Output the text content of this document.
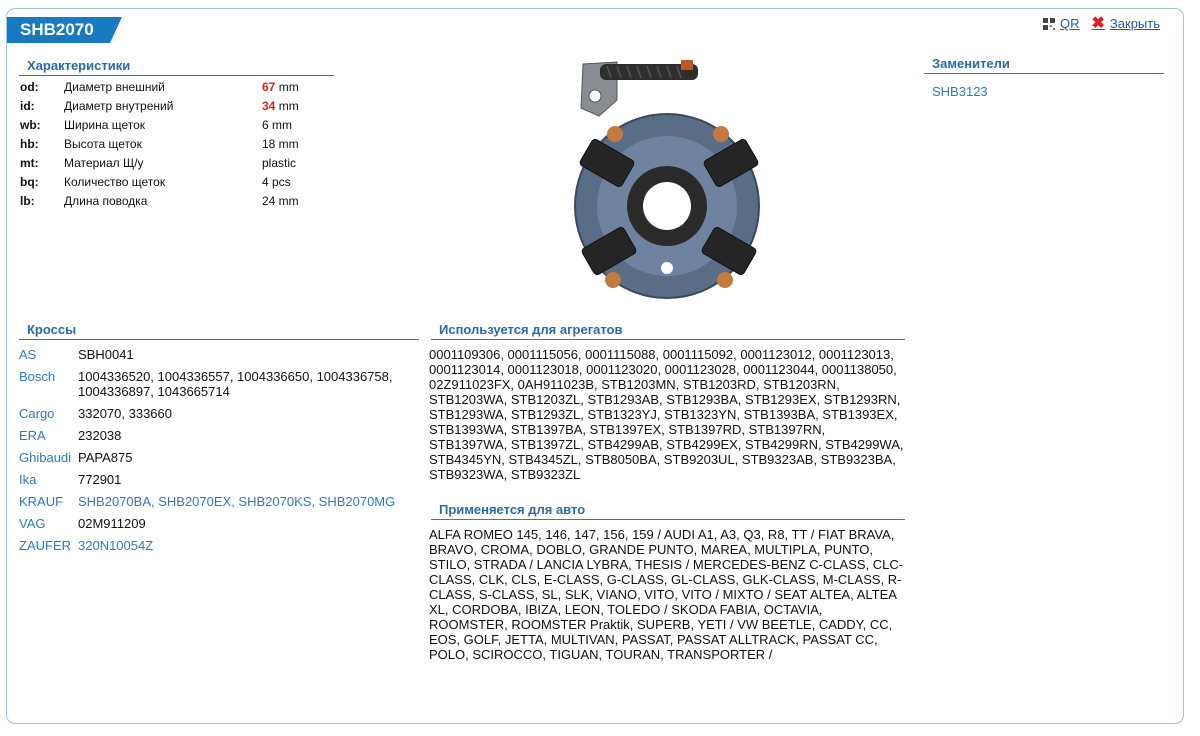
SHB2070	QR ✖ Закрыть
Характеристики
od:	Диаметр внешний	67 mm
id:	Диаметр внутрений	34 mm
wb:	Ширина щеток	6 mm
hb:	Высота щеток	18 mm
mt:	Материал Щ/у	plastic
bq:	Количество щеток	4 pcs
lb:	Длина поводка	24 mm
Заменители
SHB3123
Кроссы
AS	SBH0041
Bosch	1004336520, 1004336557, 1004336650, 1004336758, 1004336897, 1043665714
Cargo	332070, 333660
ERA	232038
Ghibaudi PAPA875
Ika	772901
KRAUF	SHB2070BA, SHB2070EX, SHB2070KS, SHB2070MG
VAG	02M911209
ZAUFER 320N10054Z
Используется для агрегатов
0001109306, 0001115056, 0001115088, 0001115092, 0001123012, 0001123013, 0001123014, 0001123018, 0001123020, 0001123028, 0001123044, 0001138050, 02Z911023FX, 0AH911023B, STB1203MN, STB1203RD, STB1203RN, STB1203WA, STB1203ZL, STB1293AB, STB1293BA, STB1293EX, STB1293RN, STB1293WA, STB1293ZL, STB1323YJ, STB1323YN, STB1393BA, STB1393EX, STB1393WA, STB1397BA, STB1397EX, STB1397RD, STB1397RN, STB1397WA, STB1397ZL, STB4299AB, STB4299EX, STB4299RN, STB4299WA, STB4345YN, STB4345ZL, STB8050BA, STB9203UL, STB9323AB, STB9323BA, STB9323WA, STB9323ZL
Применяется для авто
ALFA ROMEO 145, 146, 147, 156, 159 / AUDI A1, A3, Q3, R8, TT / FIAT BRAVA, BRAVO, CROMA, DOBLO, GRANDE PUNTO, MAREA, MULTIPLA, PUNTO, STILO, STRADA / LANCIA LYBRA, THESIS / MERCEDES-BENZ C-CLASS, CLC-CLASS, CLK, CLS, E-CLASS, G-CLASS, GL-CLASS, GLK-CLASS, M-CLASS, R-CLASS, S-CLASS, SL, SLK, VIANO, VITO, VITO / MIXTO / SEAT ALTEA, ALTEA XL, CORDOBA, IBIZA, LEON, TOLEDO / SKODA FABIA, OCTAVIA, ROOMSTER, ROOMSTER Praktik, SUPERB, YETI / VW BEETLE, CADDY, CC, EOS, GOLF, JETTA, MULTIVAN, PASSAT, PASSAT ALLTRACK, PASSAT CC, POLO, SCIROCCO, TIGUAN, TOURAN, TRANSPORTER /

· · · · · · ·

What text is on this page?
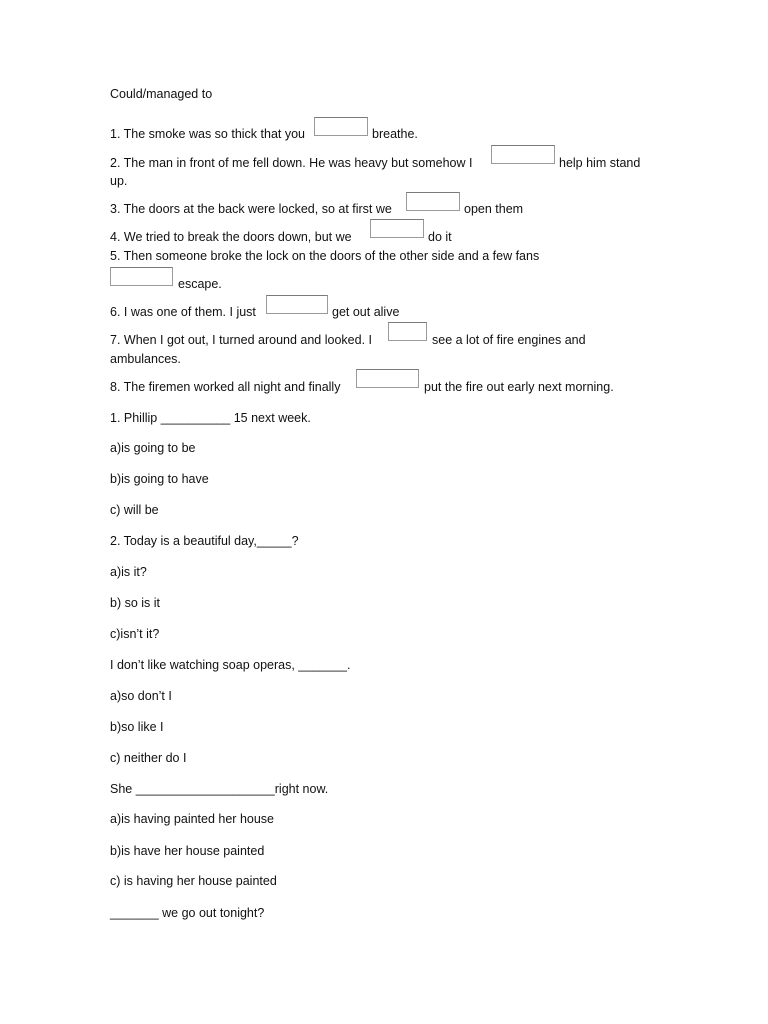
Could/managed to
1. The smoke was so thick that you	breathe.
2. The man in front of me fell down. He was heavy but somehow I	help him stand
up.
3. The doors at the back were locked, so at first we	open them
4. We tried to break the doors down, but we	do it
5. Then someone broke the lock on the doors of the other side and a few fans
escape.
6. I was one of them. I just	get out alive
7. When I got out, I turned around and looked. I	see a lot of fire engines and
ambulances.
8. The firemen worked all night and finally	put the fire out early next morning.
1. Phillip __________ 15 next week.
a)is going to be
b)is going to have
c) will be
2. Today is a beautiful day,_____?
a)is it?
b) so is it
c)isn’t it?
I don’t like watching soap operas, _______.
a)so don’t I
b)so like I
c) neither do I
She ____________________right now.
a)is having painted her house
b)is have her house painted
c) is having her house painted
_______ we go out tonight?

· · · · · · ·

WHAT THE TASK REQUIRES: From the entries above, extract every line where the word "having" appears.

RESPONSE TO THIS TASK:
a)is having painted her house
c) is having her house painted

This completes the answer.